[Region annotation records]
((

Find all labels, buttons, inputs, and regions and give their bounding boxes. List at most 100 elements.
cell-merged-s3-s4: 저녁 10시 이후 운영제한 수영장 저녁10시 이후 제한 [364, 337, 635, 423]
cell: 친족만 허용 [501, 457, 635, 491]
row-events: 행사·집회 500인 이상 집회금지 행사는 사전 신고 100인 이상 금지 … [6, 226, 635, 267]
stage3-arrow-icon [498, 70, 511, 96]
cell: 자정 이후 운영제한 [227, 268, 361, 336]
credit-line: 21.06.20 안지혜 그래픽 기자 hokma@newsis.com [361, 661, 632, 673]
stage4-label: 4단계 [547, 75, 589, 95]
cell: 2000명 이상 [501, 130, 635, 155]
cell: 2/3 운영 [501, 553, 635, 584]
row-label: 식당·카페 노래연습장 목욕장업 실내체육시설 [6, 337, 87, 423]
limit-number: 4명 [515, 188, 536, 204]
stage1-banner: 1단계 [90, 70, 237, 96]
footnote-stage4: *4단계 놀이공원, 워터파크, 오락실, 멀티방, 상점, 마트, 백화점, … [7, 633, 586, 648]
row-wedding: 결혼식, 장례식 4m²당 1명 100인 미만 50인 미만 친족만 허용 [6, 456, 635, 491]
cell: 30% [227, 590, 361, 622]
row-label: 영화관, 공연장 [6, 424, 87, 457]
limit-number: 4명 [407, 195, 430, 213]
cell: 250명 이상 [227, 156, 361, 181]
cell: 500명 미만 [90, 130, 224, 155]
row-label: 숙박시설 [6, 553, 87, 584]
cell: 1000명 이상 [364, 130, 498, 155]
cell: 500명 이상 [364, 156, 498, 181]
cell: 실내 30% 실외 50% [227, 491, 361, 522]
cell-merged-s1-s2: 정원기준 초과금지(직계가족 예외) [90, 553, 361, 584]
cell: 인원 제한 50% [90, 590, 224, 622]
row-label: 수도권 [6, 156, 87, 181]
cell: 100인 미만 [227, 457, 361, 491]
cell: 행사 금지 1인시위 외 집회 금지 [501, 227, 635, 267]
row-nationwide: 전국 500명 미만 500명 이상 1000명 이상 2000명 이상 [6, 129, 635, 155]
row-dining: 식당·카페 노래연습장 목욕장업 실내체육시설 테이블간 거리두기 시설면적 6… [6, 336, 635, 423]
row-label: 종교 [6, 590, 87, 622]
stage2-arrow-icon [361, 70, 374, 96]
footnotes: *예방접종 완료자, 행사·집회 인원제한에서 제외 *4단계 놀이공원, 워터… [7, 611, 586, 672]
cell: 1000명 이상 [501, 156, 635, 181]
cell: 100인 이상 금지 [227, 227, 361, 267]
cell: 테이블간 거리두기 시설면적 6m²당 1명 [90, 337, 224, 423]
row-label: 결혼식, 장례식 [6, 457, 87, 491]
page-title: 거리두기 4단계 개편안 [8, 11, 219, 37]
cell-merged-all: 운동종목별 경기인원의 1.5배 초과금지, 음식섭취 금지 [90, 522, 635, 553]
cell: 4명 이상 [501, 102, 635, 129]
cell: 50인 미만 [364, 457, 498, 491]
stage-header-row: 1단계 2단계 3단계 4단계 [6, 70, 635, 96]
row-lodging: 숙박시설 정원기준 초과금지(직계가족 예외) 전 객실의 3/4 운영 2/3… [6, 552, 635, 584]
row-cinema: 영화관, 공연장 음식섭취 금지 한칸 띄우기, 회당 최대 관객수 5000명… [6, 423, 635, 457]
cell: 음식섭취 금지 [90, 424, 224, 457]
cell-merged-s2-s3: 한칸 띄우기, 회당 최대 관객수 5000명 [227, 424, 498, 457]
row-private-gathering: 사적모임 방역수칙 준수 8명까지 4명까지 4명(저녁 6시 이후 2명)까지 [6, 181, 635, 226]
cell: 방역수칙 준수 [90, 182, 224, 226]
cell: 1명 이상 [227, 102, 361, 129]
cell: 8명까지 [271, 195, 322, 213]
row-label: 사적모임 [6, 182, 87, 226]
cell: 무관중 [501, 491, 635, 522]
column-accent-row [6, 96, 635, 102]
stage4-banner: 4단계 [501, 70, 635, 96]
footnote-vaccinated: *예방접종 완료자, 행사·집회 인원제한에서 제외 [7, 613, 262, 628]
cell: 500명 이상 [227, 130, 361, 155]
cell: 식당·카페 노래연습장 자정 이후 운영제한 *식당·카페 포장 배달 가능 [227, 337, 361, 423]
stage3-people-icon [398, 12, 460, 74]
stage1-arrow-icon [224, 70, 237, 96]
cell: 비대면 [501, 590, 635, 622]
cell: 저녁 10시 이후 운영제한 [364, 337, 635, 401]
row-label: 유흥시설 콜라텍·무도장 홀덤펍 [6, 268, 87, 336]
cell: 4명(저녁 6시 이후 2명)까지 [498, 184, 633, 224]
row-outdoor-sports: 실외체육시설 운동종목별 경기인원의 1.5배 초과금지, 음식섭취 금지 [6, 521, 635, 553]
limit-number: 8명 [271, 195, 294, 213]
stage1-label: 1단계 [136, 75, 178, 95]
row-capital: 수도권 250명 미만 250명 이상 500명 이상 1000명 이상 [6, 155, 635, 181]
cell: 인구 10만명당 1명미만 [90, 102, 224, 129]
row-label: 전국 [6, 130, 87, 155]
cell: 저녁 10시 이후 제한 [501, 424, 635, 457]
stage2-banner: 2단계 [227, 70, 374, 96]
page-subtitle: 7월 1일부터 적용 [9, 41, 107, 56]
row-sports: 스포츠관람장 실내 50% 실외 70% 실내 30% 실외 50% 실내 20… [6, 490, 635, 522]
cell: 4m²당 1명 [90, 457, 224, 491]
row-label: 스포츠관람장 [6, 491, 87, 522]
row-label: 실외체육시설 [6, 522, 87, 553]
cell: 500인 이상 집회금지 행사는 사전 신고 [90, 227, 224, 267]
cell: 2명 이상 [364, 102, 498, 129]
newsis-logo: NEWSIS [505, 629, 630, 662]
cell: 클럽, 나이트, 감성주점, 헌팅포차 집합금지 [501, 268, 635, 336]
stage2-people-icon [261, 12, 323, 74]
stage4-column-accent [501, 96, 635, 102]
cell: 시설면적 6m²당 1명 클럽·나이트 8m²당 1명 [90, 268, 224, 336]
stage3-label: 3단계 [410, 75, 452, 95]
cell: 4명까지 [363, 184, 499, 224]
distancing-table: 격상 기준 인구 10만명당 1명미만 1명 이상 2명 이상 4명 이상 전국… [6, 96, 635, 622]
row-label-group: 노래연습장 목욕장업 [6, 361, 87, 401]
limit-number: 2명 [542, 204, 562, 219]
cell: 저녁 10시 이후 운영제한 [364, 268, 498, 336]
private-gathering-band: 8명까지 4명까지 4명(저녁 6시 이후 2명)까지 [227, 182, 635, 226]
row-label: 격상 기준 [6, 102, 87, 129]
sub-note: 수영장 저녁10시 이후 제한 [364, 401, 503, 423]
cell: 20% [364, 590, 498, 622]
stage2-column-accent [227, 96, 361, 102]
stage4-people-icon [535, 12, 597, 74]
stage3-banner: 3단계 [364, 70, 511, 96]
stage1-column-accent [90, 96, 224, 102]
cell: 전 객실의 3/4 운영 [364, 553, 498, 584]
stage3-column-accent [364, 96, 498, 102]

))

# Task requirements
Reproduce every item above verbatim, line by line.

# Finished task
Find all labels, buttons, inputs, and regions and give their bounding boxes. List at most 100 elements.
cell-merged-s3-s4: 저녁 10시 이후 운영제한 수영장 저녁10시 이후 제한 [364, 337, 635, 423]
cell: 친족만 허용 [501, 457, 635, 491]
row-events: 행사·집회 500인 이상 집회금지 행사는 사전 신고 100인 이상 금지 … [6, 226, 635, 267]
stage3-arrow-icon [498, 70, 511, 96]
cell: 자정 이후 운영제한 [227, 268, 361, 336]
credit-line: 21.06.20 안지혜 그래픽 기자 hokma@newsis.com [361, 661, 632, 673]
stage4-label: 4단계 [547, 75, 589, 95]
cell: 2000명 이상 [501, 130, 635, 155]
cell: 2/3 운영 [501, 553, 635, 584]
row-label: 식당·카페 노래연습장 목욕장업 실내체육시설 [6, 337, 87, 423]
limit-number: 4명 [515, 188, 536, 204]
stage1-banner: 1단계 [90, 70, 237, 96]
footnote-stage4: *4단계 놀이공원, 워터파크, 오락실, 멀티방, 상점, 마트, 백화점, … [7, 633, 586, 648]
row-wedding: 결혼식, 장례식 4m²당 1명 100인 미만 50인 미만 친족만 허용 [6, 456, 635, 491]
cell: 30% [227, 590, 361, 622]
row-label: 영화관, 공연장 [6, 424, 87, 457]
limit-number: 4명 [407, 195, 430, 213]
cell: 250명 이상 [227, 156, 361, 181]
cell: 500명 미만 [90, 130, 224, 155]
row-label: 숙박시설 [6, 553, 87, 584]
cell: 1000명 이상 [364, 130, 498, 155]
cell: 500명 이상 [364, 156, 498, 181]
cell: 실내 30% 실외 50% [227, 491, 361, 522]
cell-merged-s1-s2: 정원기준 초과금지(직계가족 예외) [90, 553, 361, 584]
cell: 인원 제한 50% [90, 590, 224, 622]
row-label: 수도권 [6, 156, 87, 181]
cell: 100인 미만 [227, 457, 361, 491]
cell: 행사 금지 1인시위 외 집회 금지 [501, 227, 635, 267]
row-nationwide: 전국 500명 미만 500명 이상 1000명 이상 2000명 이상 [6, 129, 635, 155]
row-dining: 식당·카페 노래연습장 목욕장업 실내체육시설 테이블간 거리두기 시설면적 6… [6, 336, 635, 423]
row-label: 종교 [6, 590, 87, 622]
stage2-arrow-icon [361, 70, 374, 96]
footnotes: *예방접종 완료자, 행사·집회 인원제한에서 제외 *4단계 놀이공원, 워터… [7, 611, 586, 672]
cell: 1000명 이상 [501, 156, 635, 181]
cell: 100인 이상 금지 [227, 227, 361, 267]
cell: 테이블간 거리두기 시설면적 6m²당 1명 [90, 337, 224, 423]
row-label: 결혼식, 장례식 [6, 457, 87, 491]
page-title: 거리두기 4단계 개편안 [8, 11, 219, 37]
cell-merged-all: 운동종목별 경기인원의 1.5배 초과금지, 음식섭취 금지 [90, 522, 635, 553]
cell: 4명 이상 [501, 102, 635, 129]
cell: 50인 미만 [364, 457, 498, 491]
stage-header-row: 1단계 2단계 3단계 4단계 [6, 70, 635, 96]
row-lodging: 숙박시설 정원기준 초과금지(직계가족 예외) 전 객실의 3/4 운영 2/3… [6, 552, 635, 584]
row-cinema: 영화관, 공연장 음식섭취 금지 한칸 띄우기, 회당 최대 관객수 5000명… [6, 423, 635, 457]
cell: 음식섭취 금지 [90, 424, 224, 457]
cell-merged-s2-s3: 한칸 띄우기, 회당 최대 관객수 5000명 [227, 424, 498, 457]
row-private-gathering: 사적모임 방역수칙 준수 8명까지 4명까지 4명(저녁 6시 이후 2명)까지 [6, 181, 635, 226]
cell: 방역수칙 준수 [90, 182, 224, 226]
cell: 1명 이상 [227, 102, 361, 129]
cell: 8명까지 [271, 195, 322, 213]
row-label: 사적모임 [6, 182, 87, 226]
cell: 무관중 [501, 491, 635, 522]
column-accent-row [6, 96, 635, 102]
stage4-banner: 4단계 [501, 70, 635, 96]
footnote-vaccinated: *예방접종 완료자, 행사·집회 인원제한에서 제외 [7, 613, 262, 628]
cell: 500명 이상 [227, 130, 361, 155]
cell: 식당·카페 노래연습장 자정 이후 운영제한 *식당·카페 포장 배달 가능 [227, 337, 361, 423]
stage3-people-icon [398, 12, 460, 74]
stage1-arrow-icon [224, 70, 237, 96]
cell: 비대면 [501, 590, 635, 622]
cell: 저녁 10시 이후 운영제한 [364, 337, 635, 401]
row-label: 유흥시설 콜라텍·무도장 홀덤펍 [6, 268, 87, 336]
cell: 4명(저녁 6시 이후 2명)까지 [498, 184, 633, 224]
row-outdoor-sports: 실외체육시설 운동종목별 경기인원의 1.5배 초과금지, 음식섭취 금지 [6, 521, 635, 553]
limit-number: 8명 [271, 195, 294, 213]
stage1-label: 1단계 [136, 75, 178, 95]
row-capital: 수도권 250명 미만 250명 이상 500명 이상 1000명 이상 [6, 155, 635, 181]
cell: 인구 10만명당 1명미만 [90, 102, 224, 129]
row-label: 전국 [6, 130, 87, 155]
cell: 저녁 10시 이후 제한 [501, 424, 635, 457]
stage2-banner: 2단계 [227, 70, 374, 96]
page-subtitle: 7월 1일부터 적용 [9, 41, 107, 56]
row-sports: 스포츠관람장 실내 50% 실외 70% 실내 30% 실외 50% 실내 20… [6, 490, 635, 522]
cell: 4m²당 1명 [90, 457, 224, 491]
row-label: 스포츠관람장 [6, 491, 87, 522]
row-label: 실외체육시설 [6, 522, 87, 553]
cell: 500인 이상 집회금지 행사는 사전 신고 [90, 227, 224, 267]
cell: 2명 이상 [364, 102, 498, 129]
newsis-logo: NEWSIS [505, 629, 630, 662]
cell: 클럽, 나이트, 감성주점, 헌팅포차 집합금지 [501, 268, 635, 336]
stage2-people-icon [261, 12, 323, 74]
stage4-column-accent [501, 96, 635, 102]
cell: 시설면적 6m²당 1명 클럽·나이트 8m²당 1명 [90, 268, 224, 336]
stage3-label: 3단계 [410, 75, 452, 95]
cell: 4명까지 [363, 184, 499, 224]
distancing-table: 격상 기준 인구 10만명당 1명미만 1명 이상 2명 이상 4명 이상 전국… [6, 96, 635, 622]
row-label-group: 노래연습장 목욕장업 [6, 361, 87, 401]
limit-number: 2명 [542, 204, 562, 219]
cell: 저녁 10시 이후 운영제한 [364, 268, 498, 336]
private-gathering-band: 8명까지 4명까지 4명(저녁 6시 이후 2명)까지 [227, 182, 635, 226]
row-label: 격상 기준 [6, 102, 87, 129]
sub-note: 수영장 저녁10시 이후 제한 [364, 401, 503, 423]
cell: 20% [364, 590, 498, 622]
stage2-column-accent [227, 96, 361, 102]
stage4-people-icon [535, 12, 597, 74]
stage3-banner: 3단계 [364, 70, 511, 96]
stage1-column-accent [90, 96, 224, 102]
cell: 전 객실의 3/4 운영 [364, 553, 498, 584]
stage3-column-accent [364, 96, 498, 102]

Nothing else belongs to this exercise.